§ Data section
◇ ◇ ◇ ◇ ◇ ◇ ◇

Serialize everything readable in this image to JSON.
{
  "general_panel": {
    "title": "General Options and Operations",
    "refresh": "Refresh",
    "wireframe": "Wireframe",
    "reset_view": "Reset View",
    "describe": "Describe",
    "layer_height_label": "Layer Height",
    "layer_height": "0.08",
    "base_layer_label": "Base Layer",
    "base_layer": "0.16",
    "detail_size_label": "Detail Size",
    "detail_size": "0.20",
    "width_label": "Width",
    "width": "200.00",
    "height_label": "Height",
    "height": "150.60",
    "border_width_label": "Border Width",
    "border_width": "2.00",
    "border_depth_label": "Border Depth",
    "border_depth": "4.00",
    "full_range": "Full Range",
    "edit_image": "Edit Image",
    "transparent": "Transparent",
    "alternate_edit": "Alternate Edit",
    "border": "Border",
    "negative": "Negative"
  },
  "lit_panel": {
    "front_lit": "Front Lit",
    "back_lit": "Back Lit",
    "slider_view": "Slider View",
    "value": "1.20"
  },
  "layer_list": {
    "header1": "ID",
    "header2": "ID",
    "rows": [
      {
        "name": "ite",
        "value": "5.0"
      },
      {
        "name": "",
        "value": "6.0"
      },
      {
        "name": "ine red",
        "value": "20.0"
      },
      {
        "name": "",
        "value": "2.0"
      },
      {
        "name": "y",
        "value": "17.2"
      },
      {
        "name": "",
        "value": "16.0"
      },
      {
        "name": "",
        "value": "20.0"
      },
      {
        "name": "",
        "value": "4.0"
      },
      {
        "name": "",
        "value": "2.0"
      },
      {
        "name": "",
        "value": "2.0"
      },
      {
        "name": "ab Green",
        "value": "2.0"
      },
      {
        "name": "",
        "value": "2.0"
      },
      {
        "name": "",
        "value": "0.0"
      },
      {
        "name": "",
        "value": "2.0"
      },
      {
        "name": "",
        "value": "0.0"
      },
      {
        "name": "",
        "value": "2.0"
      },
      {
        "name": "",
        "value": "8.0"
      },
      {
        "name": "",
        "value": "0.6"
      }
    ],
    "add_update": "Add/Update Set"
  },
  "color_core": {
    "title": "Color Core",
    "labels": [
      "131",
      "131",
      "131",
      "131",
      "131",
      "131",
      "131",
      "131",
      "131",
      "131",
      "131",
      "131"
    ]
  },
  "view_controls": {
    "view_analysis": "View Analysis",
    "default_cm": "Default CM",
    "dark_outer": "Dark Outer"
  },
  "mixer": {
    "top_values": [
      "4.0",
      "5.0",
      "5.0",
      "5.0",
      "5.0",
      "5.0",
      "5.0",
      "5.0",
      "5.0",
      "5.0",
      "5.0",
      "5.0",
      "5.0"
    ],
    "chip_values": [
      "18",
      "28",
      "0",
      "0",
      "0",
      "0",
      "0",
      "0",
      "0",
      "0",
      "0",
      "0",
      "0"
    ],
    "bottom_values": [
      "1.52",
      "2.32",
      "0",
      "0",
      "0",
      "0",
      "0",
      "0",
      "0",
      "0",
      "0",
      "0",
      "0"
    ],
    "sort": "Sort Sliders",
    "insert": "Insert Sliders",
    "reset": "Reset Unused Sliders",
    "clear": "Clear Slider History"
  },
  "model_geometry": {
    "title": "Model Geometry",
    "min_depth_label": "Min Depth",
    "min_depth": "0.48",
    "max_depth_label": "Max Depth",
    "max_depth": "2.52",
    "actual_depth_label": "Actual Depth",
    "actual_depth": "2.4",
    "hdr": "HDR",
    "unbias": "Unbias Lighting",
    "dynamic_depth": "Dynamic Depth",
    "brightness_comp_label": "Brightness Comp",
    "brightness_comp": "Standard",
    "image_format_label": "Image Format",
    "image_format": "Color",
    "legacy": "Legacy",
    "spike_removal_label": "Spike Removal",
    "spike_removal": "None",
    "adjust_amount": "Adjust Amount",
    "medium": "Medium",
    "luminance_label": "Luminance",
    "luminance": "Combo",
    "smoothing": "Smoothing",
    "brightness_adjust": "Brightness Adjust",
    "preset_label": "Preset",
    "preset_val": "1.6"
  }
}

◇ ◇ ◇ ◇ ◇ ◇ ◇

§ Directions for this task
Retype the records above exactly.

§ The response
Serialize everything readable in this image to JSON.
{
  "general_panel": {
    "title": "General Options and Operations",
    "refresh": "Refresh",
    "wireframe": "Wireframe",
    "reset_view": "Reset View",
    "describe": "Describe",
    "layer_height_label": "Layer Height",
    "layer_height": "0.08",
    "base_layer_label": "Base Layer",
    "base_layer": "0.16",
    "detail_size_label": "Detail Size",
    "detail_size": "0.20",
    "width_label": "Width",
    "width": "200.00",
    "height_label": "Height",
    "height": "150.60",
    "border_width_label": "Border Width",
    "border_width": "2.00",
    "border_depth_label": "Border Depth",
    "border_depth": "4.00",
    "full_range": "Full Range",
    "edit_image": "Edit Image",
    "transparent": "Transparent",
    "alternate_edit": "Alternate Edit",
    "border": "Border",
    "negative": "Negative"
  },
  "lit_panel": {
    "front_lit": "Front Lit",
    "back_lit": "Back Lit",
    "slider_view": "Slider View",
    "value": "1.20"
  },
  "layer_list": {
    "header1": "ID",
    "header2": "ID",
    "rows": [
      {
        "name": "ite",
        "value": "5.0"
      },
      {
        "name": "",
        "value": "6.0"
      },
      {
        "name": "ine red",
        "value": "20.0"
      },
      {
        "name": "",
        "value": "2.0"
      },
      {
        "name": "y",
        "value": "17.2"
      },
      {
        "name": "",
        "value": "16.0"
      },
      {
        "name": "",
        "value": "20.0"
      },
      {
        "name": "",
        "value": "4.0"
      },
      {
        "name": "",
        "value": "2.0"
      },
      {
        "name": "",
        "value": "2.0"
      },
      {
        "name": "ab Green",
        "value": "2.0"
      },
      {
        "name": "",
        "value": "2.0"
      },
      {
        "name": "",
        "value": "0.0"
      },
      {
        "name": "",
        "value": "2.0"
      },
      {
        "name": "",
        "value": "0.0"
      },
      {
        "name": "",
        "value": "2.0"
      },
      {
        "name": "",
        "value": "8.0"
      },
      {
        "name": "",
        "value": "0.6"
      }
    ],
    "add_update": "Add/Update Set"
  },
  "color_core": {
    "title": "Color Core",
    "labels": [
      "131",
      "131",
      "131",
      "131",
      "131",
      "131",
      "131",
      "131",
      "131",
      "131",
      "131",
      "131"
    ]
  },
  "view_controls": {
    "view_analysis": "View Analysis",
    "default_cm": "Default CM",
    "dark_outer": "Dark Outer"
  },
  "mixer": {
    "top_values": [
      "4.0",
      "5.0",
      "5.0",
      "5.0",
      "5.0",
      "5.0",
      "5.0",
      "5.0",
      "5.0",
      "5.0",
      "5.0",
      "5.0",
      "5.0"
    ],
    "chip_values": [
      "18",
      "28",
      "0",
      "0",
      "0",
      "0",
      "0",
      "0",
      "0",
      "0",
      "0",
      "0",
      "0"
    ],
    "bottom_values": [
      "1.52",
      "2.32",
      "0",
      "0",
      "0",
      "0",
      "0",
      "0",
      "0",
      "0",
      "0",
      "0",
      "0"
    ],
    "sort": "Sort Sliders",
    "insert": "Insert Sliders",
    "reset": "Reset Unused Sliders",
    "clear": "Clear Slider History"
  },
  "model_geometry": {
    "title": "Model Geometry",
    "min_depth_label": "Min Depth",
    "min_depth": "0.48",
    "max_depth_label": "Max Depth",
    "max_depth": "2.52",
    "actual_depth_label": "Actual Depth",
    "actual_depth": "2.4",
    "hdr": "HDR",
    "unbias": "Unbias Lighting",
    "dynamic_depth": "Dynamic Depth",
    "brightness_comp_label": "Brightness Comp",
    "brightness_comp": "Standard",
    "image_format_label": "Image Format",
    "image_format": "Color",
    "legacy": "Legacy",
    "spike_removal_label": "Spike Removal",
    "spike_removal": "None",
    "adjust_amount": "Adjust Amount",
    "medium": "Medium",
    "luminance_label": "Luminance",
    "luminance": "Combo",
    "smoothing": "Smoothing",
    "brightness_adjust": "Brightness Adjust",
    "preset_label": "Preset",
    "preset_val": "1.6"
  }
}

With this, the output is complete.